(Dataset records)
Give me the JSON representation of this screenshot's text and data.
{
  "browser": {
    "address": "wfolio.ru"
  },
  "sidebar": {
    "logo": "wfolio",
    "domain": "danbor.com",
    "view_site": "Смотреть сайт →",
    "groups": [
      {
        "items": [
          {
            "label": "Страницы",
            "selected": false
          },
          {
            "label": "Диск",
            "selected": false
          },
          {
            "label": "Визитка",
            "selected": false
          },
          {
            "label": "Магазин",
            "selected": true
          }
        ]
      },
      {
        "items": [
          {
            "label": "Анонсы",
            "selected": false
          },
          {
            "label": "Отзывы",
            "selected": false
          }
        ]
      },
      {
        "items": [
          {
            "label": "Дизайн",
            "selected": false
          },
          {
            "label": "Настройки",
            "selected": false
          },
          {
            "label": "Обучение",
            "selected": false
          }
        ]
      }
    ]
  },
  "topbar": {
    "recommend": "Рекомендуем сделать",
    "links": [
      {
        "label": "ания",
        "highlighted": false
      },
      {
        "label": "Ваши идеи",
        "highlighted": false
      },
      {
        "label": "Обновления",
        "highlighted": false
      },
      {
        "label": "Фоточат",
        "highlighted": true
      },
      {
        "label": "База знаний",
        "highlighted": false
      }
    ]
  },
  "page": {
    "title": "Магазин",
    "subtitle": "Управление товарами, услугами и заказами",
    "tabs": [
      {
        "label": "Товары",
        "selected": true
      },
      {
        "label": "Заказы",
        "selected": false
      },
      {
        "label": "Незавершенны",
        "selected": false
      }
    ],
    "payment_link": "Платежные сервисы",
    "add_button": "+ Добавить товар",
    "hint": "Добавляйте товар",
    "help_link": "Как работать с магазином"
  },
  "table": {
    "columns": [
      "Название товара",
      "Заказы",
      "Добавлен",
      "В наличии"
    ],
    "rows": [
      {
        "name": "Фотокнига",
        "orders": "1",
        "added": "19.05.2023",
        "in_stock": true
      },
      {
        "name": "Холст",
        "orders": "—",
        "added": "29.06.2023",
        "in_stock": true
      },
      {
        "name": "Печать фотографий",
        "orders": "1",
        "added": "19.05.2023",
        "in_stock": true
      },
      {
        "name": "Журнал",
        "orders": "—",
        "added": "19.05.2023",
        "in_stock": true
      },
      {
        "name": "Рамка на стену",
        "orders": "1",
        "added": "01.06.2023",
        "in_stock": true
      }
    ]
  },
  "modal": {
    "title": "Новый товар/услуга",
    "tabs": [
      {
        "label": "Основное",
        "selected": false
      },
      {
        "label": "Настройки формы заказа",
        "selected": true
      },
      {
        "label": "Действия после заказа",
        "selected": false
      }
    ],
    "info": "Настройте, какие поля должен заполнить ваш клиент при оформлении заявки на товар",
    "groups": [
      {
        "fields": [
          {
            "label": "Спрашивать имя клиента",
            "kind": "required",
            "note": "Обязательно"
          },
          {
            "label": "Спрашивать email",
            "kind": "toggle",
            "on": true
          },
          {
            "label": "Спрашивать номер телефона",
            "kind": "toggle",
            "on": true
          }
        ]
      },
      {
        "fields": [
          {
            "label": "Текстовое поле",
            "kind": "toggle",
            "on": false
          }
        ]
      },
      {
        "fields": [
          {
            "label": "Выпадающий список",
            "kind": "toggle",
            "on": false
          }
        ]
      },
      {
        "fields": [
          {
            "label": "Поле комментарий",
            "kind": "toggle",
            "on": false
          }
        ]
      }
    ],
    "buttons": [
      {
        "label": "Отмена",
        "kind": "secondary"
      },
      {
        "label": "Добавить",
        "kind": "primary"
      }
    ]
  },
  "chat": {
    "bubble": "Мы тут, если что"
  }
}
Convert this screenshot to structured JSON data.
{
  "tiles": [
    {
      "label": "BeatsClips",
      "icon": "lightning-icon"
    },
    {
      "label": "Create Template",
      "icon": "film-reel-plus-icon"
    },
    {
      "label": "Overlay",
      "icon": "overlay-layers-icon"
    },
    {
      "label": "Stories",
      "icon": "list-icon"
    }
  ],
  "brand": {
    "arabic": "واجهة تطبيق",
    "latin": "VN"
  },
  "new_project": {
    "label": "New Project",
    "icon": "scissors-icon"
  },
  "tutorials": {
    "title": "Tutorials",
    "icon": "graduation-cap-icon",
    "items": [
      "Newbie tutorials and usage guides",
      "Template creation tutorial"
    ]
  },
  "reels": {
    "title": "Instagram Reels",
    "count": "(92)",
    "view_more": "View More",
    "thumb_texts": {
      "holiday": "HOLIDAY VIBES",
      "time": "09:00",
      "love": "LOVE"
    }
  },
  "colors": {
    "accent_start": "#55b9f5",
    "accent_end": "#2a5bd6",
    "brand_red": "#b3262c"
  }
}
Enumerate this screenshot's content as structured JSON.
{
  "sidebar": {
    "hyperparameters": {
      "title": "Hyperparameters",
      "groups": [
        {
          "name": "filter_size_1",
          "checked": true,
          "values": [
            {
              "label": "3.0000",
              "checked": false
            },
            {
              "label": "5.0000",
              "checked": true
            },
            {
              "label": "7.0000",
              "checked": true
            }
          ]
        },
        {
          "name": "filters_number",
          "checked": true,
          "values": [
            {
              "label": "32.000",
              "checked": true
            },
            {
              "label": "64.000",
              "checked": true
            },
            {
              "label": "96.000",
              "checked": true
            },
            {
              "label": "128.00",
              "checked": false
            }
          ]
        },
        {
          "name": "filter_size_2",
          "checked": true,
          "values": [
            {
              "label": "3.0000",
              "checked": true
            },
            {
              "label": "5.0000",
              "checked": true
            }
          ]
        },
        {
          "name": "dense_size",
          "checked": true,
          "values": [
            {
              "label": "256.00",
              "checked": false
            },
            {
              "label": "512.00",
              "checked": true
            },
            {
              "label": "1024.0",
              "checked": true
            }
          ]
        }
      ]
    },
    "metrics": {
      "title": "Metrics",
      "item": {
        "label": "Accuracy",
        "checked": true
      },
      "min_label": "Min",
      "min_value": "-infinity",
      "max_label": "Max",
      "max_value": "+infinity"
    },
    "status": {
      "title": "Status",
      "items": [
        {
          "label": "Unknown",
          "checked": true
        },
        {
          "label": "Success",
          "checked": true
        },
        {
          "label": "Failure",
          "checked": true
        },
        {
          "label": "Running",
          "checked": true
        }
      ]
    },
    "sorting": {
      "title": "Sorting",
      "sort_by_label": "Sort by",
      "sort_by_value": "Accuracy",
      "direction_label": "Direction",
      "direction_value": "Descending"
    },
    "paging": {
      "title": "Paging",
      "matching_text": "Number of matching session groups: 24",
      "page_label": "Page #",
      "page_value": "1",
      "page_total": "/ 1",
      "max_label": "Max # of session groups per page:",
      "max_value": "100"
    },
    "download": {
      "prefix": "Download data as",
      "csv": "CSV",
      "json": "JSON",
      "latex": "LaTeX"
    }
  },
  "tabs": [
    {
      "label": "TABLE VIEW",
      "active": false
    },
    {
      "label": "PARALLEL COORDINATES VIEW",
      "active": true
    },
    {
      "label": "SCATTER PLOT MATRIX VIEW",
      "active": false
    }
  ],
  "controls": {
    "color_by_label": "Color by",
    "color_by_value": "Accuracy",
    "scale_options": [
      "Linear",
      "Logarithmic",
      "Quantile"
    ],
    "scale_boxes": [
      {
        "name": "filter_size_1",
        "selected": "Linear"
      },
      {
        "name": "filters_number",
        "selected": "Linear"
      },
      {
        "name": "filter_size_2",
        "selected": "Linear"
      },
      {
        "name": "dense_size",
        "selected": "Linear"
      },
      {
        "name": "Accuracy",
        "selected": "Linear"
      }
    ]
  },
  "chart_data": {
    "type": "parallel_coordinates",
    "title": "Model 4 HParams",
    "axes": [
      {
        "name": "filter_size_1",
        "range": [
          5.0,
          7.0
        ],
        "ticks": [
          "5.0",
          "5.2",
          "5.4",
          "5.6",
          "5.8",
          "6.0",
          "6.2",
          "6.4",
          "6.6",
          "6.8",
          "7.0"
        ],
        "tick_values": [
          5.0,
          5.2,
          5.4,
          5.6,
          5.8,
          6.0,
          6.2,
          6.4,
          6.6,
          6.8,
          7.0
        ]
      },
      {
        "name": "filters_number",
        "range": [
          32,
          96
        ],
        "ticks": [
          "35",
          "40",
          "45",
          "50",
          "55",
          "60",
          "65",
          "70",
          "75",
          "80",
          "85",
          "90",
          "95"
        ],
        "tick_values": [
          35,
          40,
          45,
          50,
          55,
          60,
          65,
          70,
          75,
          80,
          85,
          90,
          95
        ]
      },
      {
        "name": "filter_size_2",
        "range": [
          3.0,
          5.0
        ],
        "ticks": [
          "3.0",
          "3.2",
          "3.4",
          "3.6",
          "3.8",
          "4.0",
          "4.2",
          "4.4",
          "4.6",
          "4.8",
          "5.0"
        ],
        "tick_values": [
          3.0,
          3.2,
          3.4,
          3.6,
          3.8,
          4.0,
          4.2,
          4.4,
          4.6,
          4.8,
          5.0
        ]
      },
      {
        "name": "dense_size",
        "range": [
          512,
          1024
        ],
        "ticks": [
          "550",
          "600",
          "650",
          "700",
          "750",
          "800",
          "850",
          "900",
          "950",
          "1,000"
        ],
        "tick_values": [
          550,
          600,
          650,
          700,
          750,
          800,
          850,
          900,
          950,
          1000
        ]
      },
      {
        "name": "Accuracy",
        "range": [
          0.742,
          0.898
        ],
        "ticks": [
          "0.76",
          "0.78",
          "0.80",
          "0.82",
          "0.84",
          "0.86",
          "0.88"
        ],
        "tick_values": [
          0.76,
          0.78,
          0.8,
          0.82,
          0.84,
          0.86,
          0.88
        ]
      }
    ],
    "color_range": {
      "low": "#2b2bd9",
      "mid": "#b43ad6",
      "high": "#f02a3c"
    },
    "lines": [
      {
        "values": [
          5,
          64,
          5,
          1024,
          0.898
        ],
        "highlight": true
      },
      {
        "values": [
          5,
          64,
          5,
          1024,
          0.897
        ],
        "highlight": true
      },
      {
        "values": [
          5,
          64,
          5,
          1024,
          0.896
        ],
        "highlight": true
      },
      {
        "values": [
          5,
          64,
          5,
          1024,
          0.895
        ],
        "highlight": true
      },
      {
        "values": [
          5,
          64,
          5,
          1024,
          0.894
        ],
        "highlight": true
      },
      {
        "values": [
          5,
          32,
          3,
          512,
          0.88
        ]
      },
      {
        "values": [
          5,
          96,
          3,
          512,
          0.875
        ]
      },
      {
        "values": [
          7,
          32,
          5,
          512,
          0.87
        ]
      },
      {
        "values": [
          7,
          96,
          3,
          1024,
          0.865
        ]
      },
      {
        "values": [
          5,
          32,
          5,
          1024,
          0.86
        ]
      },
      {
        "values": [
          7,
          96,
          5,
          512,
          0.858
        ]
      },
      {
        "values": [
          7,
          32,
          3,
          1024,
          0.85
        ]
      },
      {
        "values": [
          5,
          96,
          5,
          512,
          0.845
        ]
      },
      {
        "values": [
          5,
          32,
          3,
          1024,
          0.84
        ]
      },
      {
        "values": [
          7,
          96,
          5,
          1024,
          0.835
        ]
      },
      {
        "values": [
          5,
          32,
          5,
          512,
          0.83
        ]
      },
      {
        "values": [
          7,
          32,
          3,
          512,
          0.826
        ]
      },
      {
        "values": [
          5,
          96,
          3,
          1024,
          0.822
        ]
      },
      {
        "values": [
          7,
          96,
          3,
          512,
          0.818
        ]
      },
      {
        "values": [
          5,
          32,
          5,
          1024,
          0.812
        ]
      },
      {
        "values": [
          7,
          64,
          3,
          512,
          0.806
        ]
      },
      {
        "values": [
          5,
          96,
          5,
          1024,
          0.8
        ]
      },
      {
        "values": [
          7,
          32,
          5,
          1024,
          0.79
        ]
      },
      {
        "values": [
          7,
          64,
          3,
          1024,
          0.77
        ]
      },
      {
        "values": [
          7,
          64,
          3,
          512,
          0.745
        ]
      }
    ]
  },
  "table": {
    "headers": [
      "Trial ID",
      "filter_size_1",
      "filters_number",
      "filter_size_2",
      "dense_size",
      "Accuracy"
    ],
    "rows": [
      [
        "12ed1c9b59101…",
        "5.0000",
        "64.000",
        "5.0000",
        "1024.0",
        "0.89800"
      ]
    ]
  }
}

Task. Every line holding "structured" should be copied out.

Reply.
Convert this screenshot to structured JSON data.
Enumerate this screenshot's content as structured JSON.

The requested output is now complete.